### [Figure content listings]

::::::::::

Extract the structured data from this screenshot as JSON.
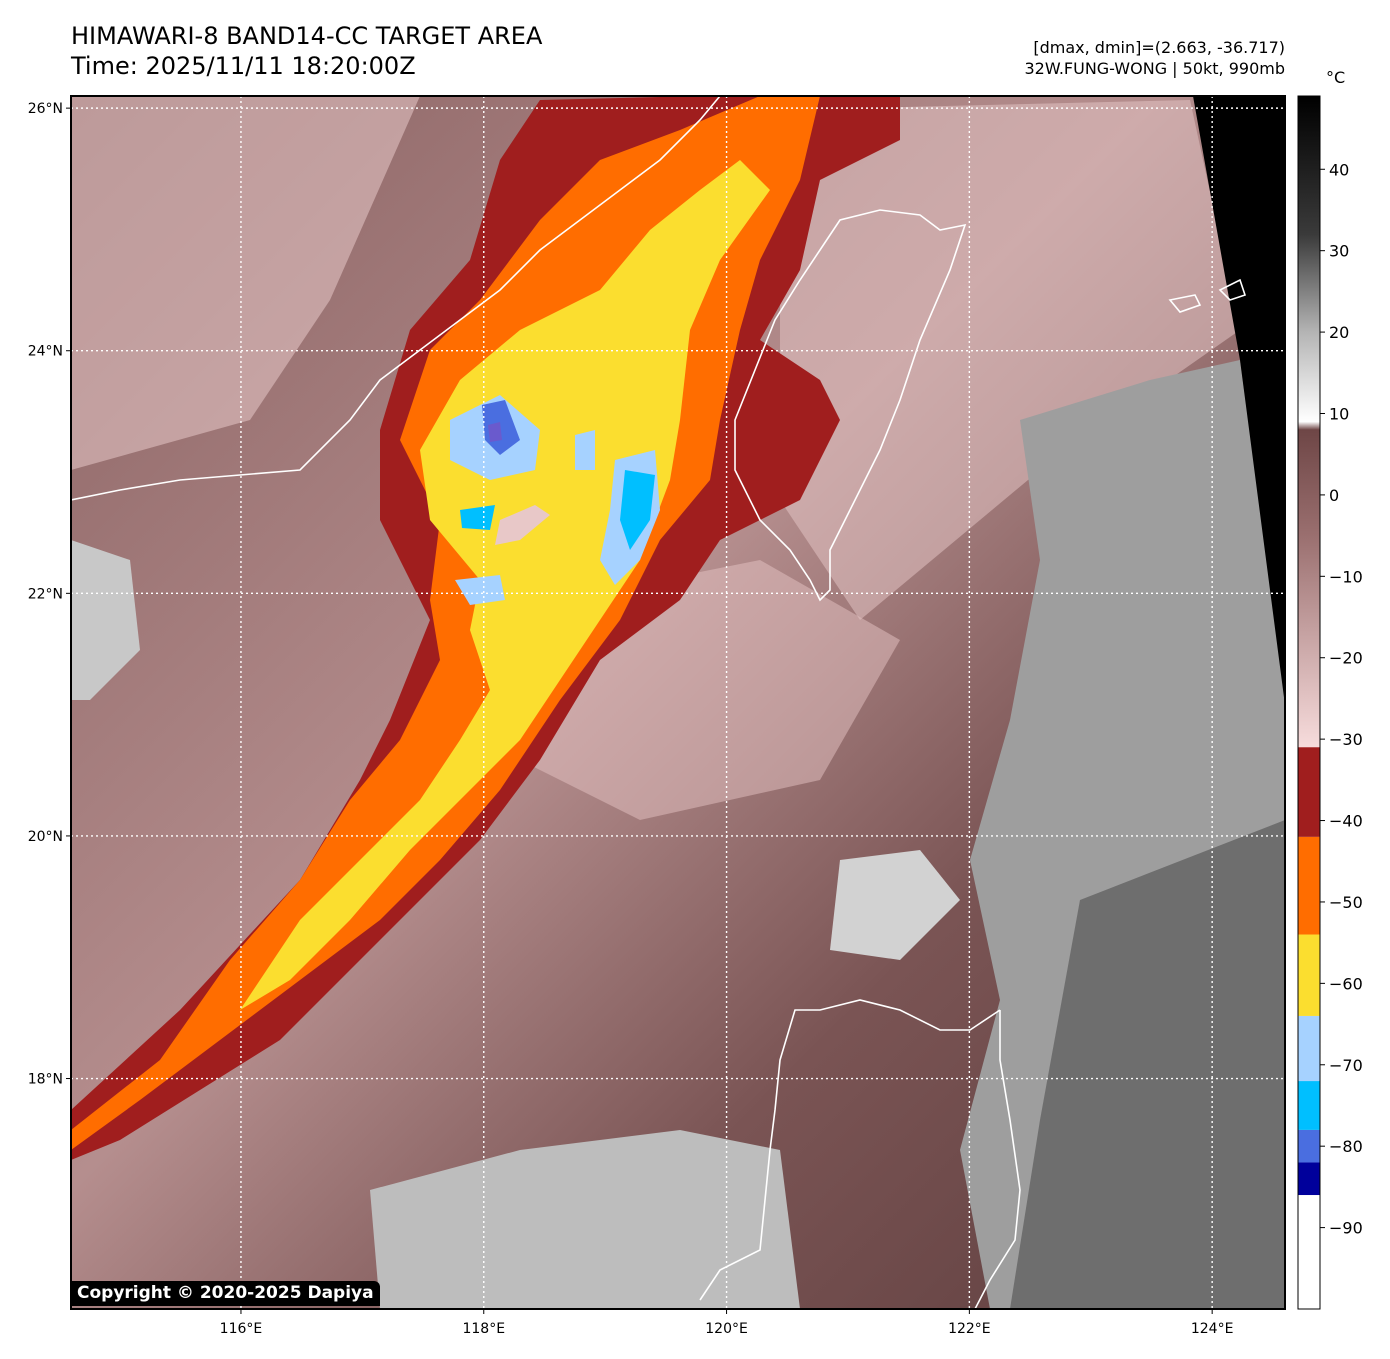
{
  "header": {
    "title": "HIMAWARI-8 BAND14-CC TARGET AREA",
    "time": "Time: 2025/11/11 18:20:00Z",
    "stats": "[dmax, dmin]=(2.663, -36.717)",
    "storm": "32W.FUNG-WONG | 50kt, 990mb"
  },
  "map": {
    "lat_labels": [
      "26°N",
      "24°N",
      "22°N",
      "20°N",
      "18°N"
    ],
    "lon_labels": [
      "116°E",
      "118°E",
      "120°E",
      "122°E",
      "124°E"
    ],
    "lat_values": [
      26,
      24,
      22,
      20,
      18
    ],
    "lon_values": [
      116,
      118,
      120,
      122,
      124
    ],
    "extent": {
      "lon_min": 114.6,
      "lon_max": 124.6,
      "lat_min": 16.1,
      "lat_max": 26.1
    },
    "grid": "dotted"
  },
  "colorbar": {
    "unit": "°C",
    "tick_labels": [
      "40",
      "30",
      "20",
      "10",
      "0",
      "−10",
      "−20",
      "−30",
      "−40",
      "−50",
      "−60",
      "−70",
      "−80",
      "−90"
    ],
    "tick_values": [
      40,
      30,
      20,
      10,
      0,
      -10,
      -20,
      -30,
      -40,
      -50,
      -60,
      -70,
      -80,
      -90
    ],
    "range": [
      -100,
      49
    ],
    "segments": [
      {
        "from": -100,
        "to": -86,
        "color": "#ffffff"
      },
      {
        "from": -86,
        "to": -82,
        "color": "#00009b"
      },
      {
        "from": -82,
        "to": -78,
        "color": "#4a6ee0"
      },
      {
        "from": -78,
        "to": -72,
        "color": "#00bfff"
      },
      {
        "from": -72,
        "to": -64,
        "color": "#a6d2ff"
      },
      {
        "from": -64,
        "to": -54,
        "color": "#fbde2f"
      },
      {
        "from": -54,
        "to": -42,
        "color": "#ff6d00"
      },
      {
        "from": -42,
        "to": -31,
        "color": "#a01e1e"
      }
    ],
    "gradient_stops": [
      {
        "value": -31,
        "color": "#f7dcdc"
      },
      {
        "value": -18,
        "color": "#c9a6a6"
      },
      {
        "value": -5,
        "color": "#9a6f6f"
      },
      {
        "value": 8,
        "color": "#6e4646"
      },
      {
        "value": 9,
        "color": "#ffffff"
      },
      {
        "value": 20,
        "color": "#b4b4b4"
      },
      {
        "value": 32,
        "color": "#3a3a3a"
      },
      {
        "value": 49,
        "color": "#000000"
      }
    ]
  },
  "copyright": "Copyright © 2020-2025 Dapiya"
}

::::::::::

### [Directions for this task]
Copy each line above where the string "from" occurs.

### [Expected answer]
Extract the structured data from this screenshot as JSON.
        "from": -100,
        "from": -86,
        "from": -82,
        "from": -78,
        "from": -72,
        "from": -64,
        "from": -54,
        "from": -42,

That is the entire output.